- Your goal
Work through the entries below and report how many lines include "Home". The number alone is the answer.

- Records for this task
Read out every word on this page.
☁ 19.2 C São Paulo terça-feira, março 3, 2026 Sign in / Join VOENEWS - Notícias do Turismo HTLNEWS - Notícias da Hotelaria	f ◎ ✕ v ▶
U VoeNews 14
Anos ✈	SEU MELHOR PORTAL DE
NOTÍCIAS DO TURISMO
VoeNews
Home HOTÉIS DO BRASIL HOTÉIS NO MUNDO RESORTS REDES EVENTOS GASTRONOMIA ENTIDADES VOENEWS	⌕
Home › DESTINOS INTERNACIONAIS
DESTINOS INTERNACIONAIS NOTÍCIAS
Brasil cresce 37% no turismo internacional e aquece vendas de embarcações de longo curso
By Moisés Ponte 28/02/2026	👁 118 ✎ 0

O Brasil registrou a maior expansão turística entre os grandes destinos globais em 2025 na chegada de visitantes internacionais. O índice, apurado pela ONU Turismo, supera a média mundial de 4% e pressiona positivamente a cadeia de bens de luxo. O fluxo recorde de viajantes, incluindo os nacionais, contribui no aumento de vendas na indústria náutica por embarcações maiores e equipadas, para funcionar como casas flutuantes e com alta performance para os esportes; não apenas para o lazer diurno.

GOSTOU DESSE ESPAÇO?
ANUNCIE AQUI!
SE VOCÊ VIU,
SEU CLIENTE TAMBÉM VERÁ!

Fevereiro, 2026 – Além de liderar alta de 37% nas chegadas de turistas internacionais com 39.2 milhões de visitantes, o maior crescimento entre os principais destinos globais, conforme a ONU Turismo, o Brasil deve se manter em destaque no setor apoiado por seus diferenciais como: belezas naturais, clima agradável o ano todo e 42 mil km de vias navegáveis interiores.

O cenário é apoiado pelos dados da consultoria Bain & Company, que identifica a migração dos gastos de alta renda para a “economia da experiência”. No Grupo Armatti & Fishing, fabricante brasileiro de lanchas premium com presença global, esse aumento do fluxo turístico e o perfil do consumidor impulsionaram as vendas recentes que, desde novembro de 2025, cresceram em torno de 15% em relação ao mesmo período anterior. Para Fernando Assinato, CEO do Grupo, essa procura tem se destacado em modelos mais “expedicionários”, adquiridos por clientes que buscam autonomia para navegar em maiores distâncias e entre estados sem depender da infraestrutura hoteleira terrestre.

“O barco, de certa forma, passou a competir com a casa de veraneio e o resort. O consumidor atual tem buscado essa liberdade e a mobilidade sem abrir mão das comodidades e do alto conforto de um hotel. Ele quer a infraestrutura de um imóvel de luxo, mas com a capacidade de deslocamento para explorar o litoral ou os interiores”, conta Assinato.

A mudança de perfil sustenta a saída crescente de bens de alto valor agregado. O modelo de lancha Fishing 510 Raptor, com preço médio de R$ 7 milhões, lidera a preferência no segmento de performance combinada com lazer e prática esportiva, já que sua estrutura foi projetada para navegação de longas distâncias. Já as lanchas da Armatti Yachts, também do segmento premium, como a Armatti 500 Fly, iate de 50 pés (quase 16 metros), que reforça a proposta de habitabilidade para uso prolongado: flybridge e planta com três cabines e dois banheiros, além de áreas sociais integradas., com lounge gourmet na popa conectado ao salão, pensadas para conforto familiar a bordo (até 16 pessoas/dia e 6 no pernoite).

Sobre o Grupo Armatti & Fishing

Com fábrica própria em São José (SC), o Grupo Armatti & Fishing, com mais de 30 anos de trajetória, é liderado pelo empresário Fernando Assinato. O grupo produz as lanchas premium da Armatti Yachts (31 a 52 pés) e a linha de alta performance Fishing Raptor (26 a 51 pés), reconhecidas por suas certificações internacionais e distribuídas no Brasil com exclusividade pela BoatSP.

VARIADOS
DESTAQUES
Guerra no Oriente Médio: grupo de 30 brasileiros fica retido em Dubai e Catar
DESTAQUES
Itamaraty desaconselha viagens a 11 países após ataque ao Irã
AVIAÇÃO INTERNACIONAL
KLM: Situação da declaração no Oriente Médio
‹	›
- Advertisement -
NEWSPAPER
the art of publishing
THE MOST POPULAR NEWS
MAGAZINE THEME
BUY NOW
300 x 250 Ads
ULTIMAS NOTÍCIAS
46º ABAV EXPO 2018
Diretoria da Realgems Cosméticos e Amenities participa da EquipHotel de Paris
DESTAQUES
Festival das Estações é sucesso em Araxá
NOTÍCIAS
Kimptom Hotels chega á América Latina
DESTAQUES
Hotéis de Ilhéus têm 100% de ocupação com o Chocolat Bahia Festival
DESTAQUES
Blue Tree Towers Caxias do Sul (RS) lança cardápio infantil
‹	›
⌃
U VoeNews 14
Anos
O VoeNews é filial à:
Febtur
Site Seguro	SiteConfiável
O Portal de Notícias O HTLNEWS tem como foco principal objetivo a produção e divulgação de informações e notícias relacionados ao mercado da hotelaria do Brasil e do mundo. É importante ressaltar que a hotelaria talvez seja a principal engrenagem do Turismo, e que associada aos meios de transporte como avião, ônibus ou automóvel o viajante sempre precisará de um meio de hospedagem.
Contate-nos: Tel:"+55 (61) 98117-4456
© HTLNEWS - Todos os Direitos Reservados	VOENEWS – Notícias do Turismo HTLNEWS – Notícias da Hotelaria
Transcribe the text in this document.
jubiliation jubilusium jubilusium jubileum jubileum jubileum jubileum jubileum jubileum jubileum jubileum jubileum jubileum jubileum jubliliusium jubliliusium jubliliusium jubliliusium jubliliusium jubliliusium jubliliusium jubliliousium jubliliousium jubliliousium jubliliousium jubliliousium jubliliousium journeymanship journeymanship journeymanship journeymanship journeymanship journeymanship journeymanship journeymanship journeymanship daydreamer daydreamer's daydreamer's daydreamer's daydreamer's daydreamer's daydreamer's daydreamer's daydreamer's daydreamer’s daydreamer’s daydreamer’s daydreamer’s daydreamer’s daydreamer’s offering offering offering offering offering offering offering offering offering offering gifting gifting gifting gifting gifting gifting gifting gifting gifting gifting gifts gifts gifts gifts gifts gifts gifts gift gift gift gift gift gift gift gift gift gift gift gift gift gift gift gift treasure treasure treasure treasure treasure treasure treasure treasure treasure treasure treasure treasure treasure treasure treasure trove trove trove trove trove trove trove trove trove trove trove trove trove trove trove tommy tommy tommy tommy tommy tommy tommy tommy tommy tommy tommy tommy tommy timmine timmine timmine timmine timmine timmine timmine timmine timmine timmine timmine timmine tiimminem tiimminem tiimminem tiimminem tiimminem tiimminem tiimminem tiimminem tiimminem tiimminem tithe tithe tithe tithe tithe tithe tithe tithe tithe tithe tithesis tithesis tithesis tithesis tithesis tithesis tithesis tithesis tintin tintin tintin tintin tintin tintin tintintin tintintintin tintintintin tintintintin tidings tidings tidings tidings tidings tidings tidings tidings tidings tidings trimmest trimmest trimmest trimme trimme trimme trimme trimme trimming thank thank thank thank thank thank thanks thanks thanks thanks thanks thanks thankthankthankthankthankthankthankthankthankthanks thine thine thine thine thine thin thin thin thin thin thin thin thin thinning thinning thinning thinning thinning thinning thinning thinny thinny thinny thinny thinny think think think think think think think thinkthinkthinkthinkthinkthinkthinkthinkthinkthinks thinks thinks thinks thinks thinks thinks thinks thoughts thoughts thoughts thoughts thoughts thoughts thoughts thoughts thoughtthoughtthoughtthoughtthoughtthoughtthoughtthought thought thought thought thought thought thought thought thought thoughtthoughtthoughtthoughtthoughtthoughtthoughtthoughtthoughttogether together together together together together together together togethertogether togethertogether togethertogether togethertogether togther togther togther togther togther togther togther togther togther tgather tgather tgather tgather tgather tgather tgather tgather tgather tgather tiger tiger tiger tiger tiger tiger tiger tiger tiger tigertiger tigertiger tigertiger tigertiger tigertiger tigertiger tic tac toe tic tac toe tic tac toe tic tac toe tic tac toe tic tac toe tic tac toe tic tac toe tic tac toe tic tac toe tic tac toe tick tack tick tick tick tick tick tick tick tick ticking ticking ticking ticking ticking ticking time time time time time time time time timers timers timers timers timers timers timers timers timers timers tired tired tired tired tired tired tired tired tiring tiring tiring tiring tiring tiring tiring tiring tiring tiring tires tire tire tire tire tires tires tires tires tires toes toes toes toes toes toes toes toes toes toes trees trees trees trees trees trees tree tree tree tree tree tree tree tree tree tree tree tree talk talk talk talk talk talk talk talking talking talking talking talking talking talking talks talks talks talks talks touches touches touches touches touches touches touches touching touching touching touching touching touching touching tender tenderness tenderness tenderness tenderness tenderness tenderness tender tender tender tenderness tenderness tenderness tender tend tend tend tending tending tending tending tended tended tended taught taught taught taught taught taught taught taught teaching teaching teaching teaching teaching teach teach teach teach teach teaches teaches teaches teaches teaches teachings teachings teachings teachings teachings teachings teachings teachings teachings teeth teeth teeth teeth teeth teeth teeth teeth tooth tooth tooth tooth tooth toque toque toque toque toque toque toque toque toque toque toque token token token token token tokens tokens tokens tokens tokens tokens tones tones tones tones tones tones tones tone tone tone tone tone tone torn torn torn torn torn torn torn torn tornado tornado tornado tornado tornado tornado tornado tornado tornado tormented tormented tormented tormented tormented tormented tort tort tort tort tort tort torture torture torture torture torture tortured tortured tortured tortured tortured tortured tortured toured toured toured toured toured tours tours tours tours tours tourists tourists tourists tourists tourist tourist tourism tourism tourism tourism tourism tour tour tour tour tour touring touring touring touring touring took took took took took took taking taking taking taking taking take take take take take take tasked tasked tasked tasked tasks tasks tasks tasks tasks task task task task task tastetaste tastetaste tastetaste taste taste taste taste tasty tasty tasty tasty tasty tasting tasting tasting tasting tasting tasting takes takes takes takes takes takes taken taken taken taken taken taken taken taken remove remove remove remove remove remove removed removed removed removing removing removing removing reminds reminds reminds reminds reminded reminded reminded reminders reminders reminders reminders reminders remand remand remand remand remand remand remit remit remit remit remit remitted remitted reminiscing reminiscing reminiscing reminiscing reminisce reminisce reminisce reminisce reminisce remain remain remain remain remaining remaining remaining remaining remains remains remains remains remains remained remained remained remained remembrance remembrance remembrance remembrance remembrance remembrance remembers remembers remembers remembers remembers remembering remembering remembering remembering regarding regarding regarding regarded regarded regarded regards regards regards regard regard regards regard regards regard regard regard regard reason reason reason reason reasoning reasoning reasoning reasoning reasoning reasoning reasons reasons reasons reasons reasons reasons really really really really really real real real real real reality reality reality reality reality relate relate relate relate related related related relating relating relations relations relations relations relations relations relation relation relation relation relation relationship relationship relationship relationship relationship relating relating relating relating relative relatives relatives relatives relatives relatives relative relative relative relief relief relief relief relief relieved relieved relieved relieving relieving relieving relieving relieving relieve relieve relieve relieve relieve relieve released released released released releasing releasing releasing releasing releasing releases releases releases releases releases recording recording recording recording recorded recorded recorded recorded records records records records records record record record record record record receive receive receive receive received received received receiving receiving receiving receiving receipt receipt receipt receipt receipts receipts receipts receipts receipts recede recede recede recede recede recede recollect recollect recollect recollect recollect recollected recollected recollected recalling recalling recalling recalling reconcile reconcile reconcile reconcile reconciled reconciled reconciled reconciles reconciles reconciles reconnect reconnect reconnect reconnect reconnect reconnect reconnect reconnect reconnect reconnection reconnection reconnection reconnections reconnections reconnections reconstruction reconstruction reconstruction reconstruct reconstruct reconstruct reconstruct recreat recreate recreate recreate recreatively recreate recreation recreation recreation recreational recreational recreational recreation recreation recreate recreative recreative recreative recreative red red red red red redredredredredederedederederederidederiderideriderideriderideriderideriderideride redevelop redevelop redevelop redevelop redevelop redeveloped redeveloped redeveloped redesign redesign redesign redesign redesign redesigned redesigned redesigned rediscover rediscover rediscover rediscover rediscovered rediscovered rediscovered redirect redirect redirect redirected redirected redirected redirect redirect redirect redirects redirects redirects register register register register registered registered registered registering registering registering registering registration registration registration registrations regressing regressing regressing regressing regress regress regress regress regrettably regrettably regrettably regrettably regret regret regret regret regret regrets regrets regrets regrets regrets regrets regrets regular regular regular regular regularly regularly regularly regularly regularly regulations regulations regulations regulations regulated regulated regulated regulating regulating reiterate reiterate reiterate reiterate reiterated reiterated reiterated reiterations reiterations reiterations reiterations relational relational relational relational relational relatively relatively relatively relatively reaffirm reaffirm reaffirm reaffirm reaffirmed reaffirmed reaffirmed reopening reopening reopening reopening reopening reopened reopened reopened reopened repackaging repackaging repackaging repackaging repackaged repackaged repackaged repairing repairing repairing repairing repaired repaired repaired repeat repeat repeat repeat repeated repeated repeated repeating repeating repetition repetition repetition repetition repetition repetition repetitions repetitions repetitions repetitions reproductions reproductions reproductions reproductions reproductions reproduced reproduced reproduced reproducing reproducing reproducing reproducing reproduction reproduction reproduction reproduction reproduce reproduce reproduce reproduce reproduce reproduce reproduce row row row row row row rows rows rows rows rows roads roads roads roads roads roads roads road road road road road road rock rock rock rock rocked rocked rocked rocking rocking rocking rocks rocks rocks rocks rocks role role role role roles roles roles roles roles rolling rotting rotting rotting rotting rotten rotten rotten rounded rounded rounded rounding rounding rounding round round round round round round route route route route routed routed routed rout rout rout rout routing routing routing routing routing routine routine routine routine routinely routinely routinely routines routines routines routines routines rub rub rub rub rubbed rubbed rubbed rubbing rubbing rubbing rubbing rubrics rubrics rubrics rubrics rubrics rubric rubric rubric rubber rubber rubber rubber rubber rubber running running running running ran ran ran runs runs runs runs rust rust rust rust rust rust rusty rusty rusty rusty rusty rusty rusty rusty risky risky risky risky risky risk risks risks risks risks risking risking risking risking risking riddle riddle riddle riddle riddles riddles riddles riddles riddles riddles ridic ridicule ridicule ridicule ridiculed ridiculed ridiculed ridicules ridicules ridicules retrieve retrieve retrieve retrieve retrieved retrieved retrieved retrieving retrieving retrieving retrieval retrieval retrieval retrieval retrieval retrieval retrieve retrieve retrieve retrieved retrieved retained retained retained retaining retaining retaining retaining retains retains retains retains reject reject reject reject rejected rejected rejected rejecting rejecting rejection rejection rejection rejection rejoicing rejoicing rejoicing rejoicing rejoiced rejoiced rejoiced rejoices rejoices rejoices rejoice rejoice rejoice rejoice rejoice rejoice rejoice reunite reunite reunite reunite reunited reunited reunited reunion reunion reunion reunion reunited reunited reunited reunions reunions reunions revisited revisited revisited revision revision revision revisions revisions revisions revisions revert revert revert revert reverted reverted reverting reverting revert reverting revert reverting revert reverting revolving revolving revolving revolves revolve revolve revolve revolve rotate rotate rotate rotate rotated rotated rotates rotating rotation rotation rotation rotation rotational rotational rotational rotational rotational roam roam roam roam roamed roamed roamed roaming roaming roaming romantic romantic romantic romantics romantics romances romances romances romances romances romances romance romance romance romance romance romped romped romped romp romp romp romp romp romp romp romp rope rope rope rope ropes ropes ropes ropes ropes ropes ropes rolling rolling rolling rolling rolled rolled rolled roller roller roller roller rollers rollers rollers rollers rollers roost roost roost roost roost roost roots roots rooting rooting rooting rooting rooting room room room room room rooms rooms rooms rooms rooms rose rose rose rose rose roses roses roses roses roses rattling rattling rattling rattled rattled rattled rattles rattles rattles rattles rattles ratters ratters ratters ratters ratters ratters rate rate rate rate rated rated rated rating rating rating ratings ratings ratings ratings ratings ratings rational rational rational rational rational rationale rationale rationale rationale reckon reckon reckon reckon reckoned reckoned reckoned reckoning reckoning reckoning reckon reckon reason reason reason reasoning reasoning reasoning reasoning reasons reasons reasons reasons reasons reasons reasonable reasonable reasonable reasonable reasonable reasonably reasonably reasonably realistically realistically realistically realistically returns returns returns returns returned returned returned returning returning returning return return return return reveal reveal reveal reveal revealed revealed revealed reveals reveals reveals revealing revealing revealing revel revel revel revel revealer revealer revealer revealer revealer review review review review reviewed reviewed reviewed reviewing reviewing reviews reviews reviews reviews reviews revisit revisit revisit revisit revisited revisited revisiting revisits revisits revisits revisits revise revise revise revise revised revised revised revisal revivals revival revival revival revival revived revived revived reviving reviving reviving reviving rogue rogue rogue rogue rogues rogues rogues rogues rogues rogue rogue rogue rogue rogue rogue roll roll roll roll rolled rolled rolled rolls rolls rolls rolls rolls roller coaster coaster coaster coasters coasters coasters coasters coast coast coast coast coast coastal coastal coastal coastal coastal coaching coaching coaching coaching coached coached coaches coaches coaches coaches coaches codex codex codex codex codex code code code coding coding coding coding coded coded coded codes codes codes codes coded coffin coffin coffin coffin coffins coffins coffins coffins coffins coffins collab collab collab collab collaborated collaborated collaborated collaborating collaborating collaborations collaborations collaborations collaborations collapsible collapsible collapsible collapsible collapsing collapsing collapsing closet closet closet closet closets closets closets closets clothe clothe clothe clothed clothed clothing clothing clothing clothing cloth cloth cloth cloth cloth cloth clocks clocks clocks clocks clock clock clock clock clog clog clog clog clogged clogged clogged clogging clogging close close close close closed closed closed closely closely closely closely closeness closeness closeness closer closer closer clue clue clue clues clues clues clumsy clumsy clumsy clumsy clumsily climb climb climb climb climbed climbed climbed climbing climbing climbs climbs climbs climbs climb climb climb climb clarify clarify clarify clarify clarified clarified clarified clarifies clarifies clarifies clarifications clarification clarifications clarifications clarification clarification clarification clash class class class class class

- Result for this exercise
2